## DO THIS:
Filter the entries below, keeping only lines with the word "JSON".

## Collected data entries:
:::::

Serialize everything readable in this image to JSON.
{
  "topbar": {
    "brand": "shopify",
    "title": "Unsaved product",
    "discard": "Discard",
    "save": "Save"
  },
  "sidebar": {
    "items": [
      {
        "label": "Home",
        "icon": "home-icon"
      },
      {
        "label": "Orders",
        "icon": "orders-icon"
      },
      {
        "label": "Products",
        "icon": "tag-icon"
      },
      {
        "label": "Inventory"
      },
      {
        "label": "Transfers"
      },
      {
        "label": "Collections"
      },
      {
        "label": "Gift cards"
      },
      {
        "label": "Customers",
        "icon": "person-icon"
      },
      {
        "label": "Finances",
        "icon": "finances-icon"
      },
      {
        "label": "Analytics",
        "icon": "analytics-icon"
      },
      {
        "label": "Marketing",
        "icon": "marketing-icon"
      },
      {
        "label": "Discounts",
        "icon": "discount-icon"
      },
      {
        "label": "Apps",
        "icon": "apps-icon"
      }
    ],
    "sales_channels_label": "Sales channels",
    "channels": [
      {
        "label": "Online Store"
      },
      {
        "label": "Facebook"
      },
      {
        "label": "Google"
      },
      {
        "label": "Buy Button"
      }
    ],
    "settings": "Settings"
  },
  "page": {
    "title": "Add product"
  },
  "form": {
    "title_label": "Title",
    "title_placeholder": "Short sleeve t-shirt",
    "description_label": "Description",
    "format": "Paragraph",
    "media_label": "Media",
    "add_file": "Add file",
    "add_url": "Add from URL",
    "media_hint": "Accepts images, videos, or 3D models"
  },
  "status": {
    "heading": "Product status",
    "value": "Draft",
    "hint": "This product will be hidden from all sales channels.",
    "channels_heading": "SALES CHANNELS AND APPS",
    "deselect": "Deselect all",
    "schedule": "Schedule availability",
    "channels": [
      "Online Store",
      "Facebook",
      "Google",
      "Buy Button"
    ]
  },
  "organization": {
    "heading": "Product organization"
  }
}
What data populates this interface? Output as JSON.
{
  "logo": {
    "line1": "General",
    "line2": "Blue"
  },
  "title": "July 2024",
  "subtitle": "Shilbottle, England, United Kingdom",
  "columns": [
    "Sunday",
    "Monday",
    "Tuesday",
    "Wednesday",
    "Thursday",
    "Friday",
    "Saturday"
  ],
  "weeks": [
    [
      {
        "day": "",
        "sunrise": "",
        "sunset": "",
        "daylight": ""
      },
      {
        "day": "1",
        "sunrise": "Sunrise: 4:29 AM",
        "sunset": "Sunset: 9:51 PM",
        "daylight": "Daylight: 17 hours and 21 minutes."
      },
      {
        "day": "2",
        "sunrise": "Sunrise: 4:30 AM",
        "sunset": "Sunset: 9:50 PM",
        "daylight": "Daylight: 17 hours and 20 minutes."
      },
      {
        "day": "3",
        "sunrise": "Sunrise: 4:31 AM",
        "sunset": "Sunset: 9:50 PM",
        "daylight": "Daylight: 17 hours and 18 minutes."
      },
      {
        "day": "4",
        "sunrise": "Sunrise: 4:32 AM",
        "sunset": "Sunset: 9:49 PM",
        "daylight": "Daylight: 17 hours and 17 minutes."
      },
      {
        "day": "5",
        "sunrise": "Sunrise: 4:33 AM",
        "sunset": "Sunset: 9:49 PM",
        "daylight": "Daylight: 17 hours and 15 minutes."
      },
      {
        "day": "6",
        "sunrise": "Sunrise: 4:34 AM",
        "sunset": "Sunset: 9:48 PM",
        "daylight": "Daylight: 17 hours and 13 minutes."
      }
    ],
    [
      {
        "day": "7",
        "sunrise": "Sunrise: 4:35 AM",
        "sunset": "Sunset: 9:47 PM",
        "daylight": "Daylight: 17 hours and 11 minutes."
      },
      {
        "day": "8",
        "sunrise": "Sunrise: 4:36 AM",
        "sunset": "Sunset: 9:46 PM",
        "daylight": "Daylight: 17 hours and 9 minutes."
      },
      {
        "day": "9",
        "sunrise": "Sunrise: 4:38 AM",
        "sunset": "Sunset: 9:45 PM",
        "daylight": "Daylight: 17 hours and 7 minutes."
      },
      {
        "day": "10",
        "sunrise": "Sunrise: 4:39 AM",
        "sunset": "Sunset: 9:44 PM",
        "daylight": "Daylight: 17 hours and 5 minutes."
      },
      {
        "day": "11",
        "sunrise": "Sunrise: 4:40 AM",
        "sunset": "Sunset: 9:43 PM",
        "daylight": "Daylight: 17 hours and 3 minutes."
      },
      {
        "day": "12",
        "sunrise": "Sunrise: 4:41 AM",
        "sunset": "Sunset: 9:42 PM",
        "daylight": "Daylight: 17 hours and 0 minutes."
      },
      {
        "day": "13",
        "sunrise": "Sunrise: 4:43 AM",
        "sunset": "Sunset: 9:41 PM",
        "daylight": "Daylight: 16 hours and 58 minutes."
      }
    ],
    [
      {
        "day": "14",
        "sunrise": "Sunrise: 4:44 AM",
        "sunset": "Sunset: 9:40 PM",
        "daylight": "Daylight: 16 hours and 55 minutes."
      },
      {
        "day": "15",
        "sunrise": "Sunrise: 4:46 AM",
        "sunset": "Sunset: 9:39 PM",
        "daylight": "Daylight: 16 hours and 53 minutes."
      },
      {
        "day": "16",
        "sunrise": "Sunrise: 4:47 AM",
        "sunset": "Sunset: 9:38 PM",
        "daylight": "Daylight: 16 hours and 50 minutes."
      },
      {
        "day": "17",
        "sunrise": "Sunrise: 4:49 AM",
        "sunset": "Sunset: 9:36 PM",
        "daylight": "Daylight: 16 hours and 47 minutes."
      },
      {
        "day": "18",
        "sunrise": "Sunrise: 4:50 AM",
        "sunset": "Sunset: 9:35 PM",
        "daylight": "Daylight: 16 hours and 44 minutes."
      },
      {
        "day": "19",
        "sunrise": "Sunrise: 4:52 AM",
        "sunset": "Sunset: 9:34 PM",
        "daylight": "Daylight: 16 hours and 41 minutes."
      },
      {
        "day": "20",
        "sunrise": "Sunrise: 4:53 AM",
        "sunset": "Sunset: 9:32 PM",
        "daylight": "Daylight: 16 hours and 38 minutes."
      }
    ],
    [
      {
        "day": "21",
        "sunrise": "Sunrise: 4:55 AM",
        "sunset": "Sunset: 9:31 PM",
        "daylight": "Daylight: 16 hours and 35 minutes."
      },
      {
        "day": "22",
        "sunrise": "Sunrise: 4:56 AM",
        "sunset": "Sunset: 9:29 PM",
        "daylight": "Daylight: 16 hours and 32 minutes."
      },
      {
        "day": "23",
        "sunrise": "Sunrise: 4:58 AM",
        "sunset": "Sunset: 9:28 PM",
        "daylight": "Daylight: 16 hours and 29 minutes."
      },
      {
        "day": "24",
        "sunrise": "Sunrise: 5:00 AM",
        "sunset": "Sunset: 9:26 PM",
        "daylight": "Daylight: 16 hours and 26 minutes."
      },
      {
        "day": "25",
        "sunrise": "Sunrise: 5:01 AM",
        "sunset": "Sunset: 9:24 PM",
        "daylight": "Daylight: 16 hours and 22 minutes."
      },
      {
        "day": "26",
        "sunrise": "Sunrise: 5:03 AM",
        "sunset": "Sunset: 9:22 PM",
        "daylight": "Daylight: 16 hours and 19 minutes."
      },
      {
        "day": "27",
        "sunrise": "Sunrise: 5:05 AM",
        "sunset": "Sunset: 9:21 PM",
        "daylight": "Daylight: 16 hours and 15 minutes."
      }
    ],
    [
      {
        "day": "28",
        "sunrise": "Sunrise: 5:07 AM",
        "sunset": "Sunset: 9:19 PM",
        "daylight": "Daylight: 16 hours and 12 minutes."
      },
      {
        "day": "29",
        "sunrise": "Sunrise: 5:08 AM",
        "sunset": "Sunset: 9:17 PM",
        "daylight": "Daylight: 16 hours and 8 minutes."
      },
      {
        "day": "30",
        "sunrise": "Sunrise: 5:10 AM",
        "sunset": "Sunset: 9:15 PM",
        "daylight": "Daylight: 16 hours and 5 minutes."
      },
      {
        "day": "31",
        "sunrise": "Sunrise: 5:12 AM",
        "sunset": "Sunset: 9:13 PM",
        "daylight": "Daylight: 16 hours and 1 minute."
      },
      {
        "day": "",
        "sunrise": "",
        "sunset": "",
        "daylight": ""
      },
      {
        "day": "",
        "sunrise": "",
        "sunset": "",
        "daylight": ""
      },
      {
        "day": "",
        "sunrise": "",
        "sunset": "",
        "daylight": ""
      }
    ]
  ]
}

:::::

## WORKED SOLUTION:
Serialize everything readable in this image to JSON.
What data populates this interface? Output as JSON.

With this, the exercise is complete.